Required task :: Among the entries below, find the lines with "Региональной" and copy them.

Extracted data ::
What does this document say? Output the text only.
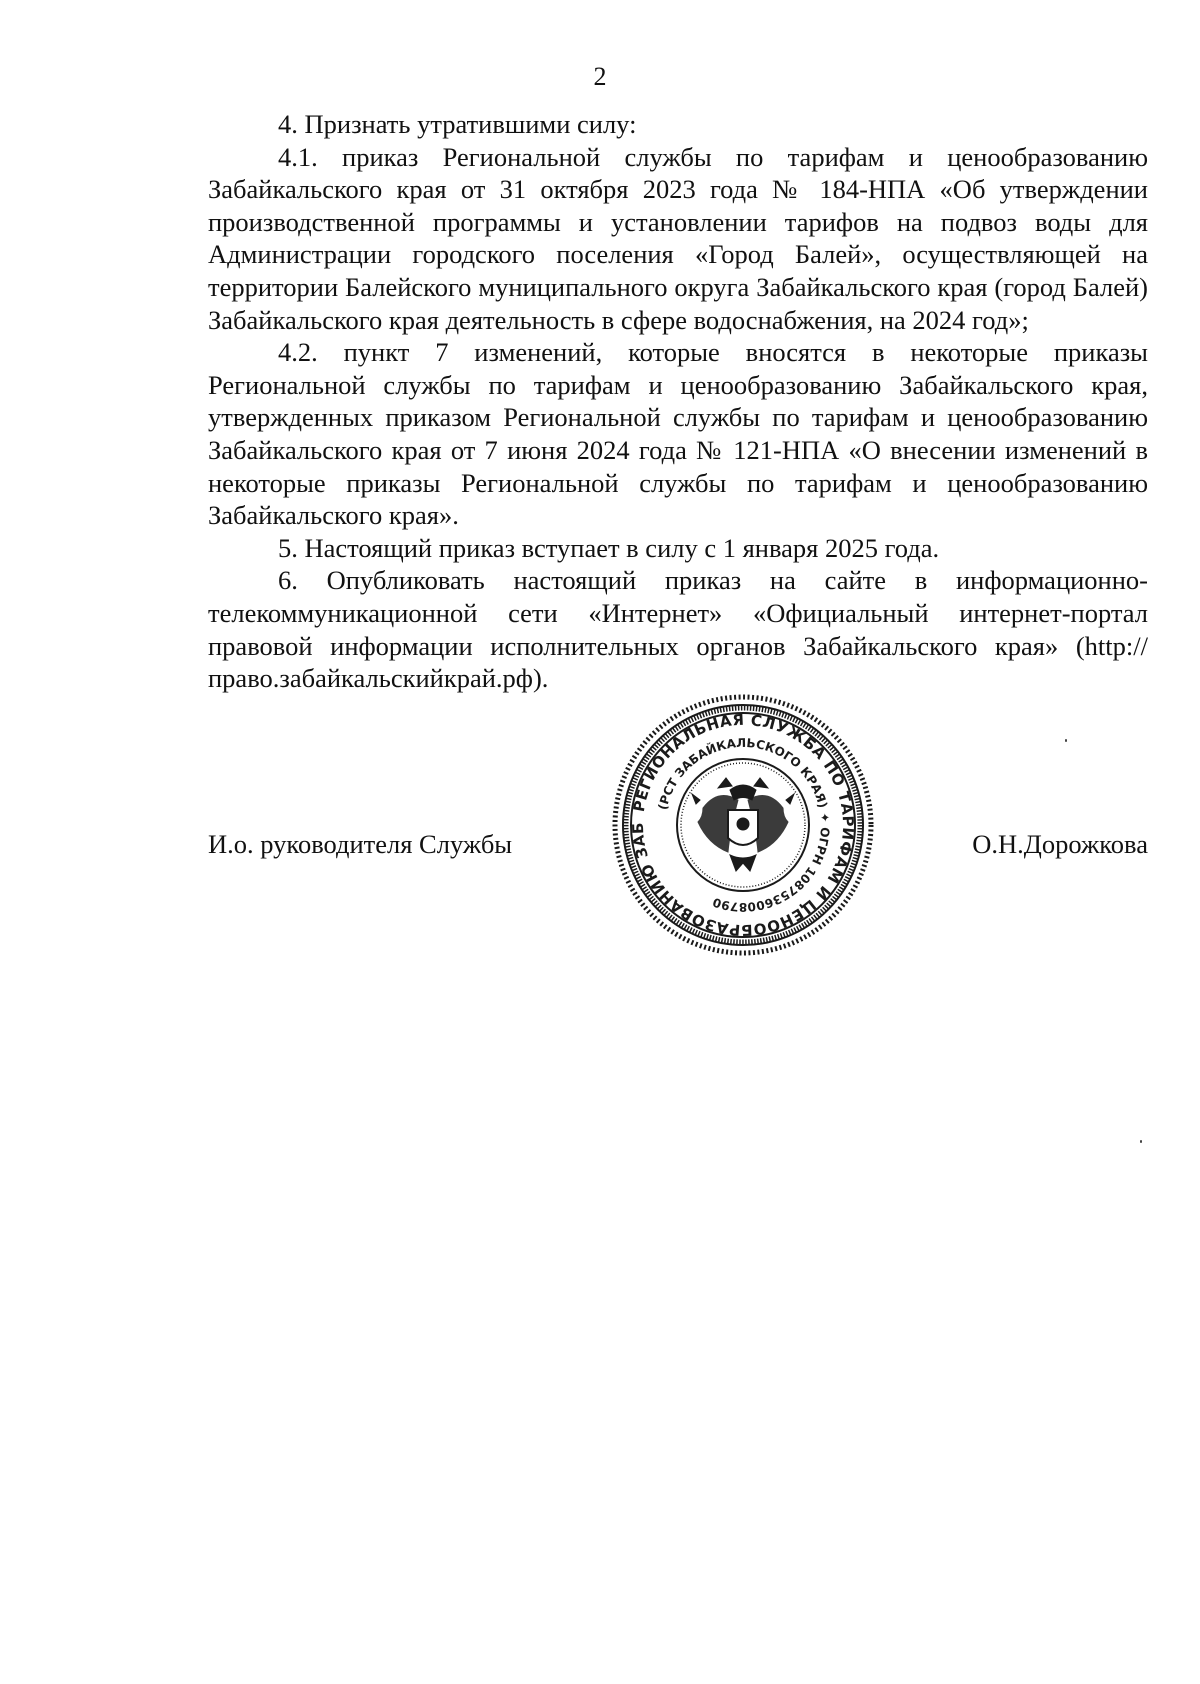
2

4. Признать утратившими силу:

4.1. приказ Региональной службы по тарифам и ценообразованию Забайкальского края от 31 октября 2023 года № 184-НПА «Об утверждении производственной программы и установлении тарифов на подвоз воды для Администрации городского поселения «Город Балей», осуществляющей на территории Балейского муниципального округа Забайкальского края (город Балей) Забайкальского края деятельность в сфере водоснабжения, на 2024 год»;

4.2. пункт 7 изменений, которые вносятся в некоторые приказы Региональной службы по тарифам и ценообразованию Забайкальского края, утвержденных приказом Региональной службы по тарифам и ценообразованию Забайкальского края от 7 июня 2024 года № 121-НПА «О внесении изменений в некоторые приказы Региональной службы по тарифам и ценообразованию Забайкальского края».

5. Настоящий приказ вступает в силу с 1 января 2025 года.

6. Опубликовать настоящий приказ на сайте в информационно-телекоммуникационной сети «Интернет» «Официальный интернет-портал правовой информации исполнительных органов Забайкальского края» (http://право.забайкальскийкрай.рф).

И.о. руководителя Службы	О.Н.Дорожкова
РЕГИОНАЛЬНАЯ СЛУЖБА ПО ТАРИФАМ И ЦЕНООБРАЗОВАНИЮ ЗАБ
(РСТ ЗАБАЙКАЛЬСКОГО КРАЯ) ✦ ОГРН 1087536008790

Response to this exercise ::
4.1. приказ Региональной службы по тарифам и ценообразованию Забайкальского края от 31 октября 2023 года № 184-НПА «Об утверждении производственной программы и установлении тарифов на подвоз воды для Администрации городского поселения «Город Балей», осуществляющей на территории Балейского муниципального округа Забайкальского края (город Балей) Забайкальского края деятельность в сфере водоснабжения, на 2024 год»;
4.2. пункт 7 изменений, которые вносятся в некоторые приказы Региональной службы по тарифам и ценообразованию Забайкальского края, утвержденных приказом Региональной службы по тарифам и ценообразованию Забайкальского края от 7 июня 2024 года № 121-НПА «О внесении изменений в некоторые приказы Региональной службы по тарифам и ценообразованию Забайкальского края».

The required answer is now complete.